## SHORT TASK
Return all lines that include the string "Patricia".

## DATA LISTING
****************

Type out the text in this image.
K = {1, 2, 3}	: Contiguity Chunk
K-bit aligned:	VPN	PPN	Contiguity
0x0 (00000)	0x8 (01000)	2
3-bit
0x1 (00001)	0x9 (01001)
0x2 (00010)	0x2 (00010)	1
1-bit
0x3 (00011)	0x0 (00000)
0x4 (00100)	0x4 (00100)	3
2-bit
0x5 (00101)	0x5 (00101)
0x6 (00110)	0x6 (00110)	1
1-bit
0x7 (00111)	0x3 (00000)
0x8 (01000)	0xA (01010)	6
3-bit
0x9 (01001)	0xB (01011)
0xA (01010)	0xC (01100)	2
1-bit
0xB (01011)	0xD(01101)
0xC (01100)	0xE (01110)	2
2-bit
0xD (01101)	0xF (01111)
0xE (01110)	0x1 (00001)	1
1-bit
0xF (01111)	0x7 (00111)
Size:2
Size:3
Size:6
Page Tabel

****************

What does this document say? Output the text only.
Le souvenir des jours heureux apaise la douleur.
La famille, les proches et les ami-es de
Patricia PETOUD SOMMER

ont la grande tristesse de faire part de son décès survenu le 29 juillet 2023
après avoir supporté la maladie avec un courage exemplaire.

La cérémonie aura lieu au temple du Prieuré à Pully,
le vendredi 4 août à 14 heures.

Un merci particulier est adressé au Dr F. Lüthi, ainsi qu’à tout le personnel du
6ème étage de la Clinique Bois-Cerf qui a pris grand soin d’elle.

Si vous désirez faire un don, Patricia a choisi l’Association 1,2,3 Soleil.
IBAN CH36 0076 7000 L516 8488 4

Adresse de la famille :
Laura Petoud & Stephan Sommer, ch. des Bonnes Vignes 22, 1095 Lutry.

****************

## CORRECT RESPONSE
Patricia PETOUD SOMMER
Si vous désirez faire un don, Patricia a choisi l’Association 1,2,3 Soleil.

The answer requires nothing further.